■ **Task requirements**
Lay out the entries from the line containing "Output each element" through the line containing "- table-header: Politische" as a Markdown table with the columns Number and Line, skipping any blank lines.

═══ Material shown

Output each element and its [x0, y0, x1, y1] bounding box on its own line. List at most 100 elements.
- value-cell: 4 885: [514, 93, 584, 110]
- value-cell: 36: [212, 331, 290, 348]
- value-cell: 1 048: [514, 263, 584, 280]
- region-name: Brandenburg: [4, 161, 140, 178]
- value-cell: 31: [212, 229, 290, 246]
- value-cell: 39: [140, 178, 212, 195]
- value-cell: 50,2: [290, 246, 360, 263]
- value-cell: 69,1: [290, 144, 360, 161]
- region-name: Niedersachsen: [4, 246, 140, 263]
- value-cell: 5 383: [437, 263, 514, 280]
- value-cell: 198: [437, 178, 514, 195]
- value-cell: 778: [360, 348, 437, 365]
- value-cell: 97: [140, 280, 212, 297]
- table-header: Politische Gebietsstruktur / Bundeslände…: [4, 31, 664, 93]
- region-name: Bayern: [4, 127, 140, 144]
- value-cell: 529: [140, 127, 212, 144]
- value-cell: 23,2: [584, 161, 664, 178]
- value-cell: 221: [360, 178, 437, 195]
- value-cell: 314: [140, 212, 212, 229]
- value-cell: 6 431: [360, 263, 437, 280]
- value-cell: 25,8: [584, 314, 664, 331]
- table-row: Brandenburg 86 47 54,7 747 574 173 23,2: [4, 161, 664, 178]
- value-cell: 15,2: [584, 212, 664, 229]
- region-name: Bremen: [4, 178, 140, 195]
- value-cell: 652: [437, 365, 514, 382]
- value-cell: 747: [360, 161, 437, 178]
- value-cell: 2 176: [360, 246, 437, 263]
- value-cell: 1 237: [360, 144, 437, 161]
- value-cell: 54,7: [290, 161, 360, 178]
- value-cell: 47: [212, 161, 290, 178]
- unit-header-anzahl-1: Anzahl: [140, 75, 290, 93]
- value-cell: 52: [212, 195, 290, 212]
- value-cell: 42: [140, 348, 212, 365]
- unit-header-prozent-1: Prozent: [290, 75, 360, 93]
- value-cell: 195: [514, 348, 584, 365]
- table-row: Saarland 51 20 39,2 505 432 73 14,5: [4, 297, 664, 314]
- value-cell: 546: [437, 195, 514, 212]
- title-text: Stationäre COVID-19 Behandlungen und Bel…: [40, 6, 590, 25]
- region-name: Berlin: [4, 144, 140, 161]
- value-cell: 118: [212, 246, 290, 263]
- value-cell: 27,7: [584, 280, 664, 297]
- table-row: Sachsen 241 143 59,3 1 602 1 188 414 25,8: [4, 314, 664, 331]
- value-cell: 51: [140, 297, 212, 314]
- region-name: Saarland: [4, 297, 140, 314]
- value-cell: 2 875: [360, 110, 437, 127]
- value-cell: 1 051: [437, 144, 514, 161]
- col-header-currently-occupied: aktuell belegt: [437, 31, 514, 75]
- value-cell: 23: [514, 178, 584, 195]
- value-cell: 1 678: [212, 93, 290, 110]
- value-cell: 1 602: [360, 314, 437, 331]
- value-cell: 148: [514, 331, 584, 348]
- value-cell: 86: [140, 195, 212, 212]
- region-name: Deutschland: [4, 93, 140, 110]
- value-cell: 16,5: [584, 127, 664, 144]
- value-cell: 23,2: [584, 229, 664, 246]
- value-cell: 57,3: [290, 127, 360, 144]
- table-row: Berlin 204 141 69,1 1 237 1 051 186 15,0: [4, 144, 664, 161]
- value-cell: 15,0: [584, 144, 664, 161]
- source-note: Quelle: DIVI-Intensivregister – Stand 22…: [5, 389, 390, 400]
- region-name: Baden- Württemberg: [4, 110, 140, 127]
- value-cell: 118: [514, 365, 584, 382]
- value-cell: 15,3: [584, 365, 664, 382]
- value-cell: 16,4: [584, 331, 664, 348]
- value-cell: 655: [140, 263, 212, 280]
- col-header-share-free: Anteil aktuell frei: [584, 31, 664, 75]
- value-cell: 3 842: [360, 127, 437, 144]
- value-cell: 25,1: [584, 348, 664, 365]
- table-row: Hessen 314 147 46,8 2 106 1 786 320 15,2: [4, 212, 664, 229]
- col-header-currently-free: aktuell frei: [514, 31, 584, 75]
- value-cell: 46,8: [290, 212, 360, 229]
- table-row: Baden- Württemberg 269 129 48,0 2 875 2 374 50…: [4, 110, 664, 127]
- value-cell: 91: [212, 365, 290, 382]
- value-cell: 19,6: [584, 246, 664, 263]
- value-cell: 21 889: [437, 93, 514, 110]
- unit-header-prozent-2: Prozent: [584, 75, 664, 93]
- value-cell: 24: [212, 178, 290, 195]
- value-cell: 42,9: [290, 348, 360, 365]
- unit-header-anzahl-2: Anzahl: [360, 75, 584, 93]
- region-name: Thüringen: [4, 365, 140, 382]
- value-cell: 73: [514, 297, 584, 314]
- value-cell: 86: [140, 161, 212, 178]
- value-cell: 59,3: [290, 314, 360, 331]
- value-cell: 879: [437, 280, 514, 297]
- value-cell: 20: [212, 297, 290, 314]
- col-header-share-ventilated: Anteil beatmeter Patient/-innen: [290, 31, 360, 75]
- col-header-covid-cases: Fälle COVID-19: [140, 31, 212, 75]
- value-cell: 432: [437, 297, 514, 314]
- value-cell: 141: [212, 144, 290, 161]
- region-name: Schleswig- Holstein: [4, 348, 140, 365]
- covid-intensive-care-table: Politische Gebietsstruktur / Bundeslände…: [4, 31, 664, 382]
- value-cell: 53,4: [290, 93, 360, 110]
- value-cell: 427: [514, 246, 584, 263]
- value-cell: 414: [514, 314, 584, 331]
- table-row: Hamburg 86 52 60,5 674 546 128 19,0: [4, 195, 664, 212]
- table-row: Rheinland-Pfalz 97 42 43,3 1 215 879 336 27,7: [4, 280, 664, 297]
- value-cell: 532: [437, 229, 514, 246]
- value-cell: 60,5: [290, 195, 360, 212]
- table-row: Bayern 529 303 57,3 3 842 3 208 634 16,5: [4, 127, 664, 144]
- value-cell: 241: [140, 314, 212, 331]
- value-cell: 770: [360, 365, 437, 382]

══════
═══ Material shown

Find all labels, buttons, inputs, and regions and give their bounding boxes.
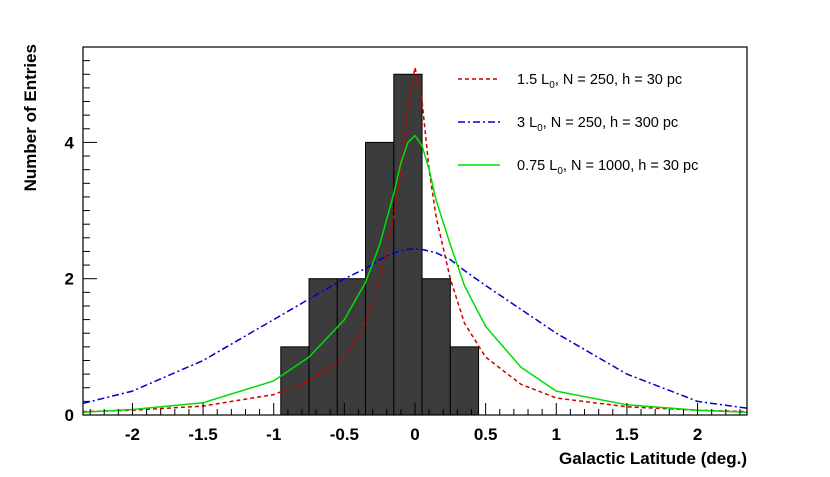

══════

■ **Full response**
| Number | Line |
|---|---|
| 1 | Output each element and its [x0, y0, x1, y1] bounding box on its own line. List at most 100 elements. |
| 2 | - value-cell: 4 885: [514, 93, 584, 110] |
| 3 | - value-cell: 36: [212, 331, 290, 348] |
| 4 | - value-cell: 1 048: [514, 263, 584, 280] |
| 5 | - region-name: Brandenburg: [4, 161, 140, 178] |
| 6 | - value-cell: 31: [212, 229, 290, 246] |
| 7 | - value-cell: 39: [140, 178, 212, 195] |
| 8 | - value-cell: 50,2: [290, 246, 360, 263] |
| 9 | - value-cell: 69,1: [290, 144, 360, 161] |
| 10 | - region-name: Niedersachsen: [4, 246, 140, 263] |
| 11 | - value-cell: 5 383: [437, 263, 514, 280] |
| 12 | - value-cell: 198: [437, 178, 514, 195] |
| 13 | - value-cell: 778: [360, 348, 437, 365] |
| 14 | - value-cell: 97: [140, 280, 212, 297] |
| 15 | - table-header: Politische Gebietsstruktur / Bundeslände…: [4, 31, 664, 93] |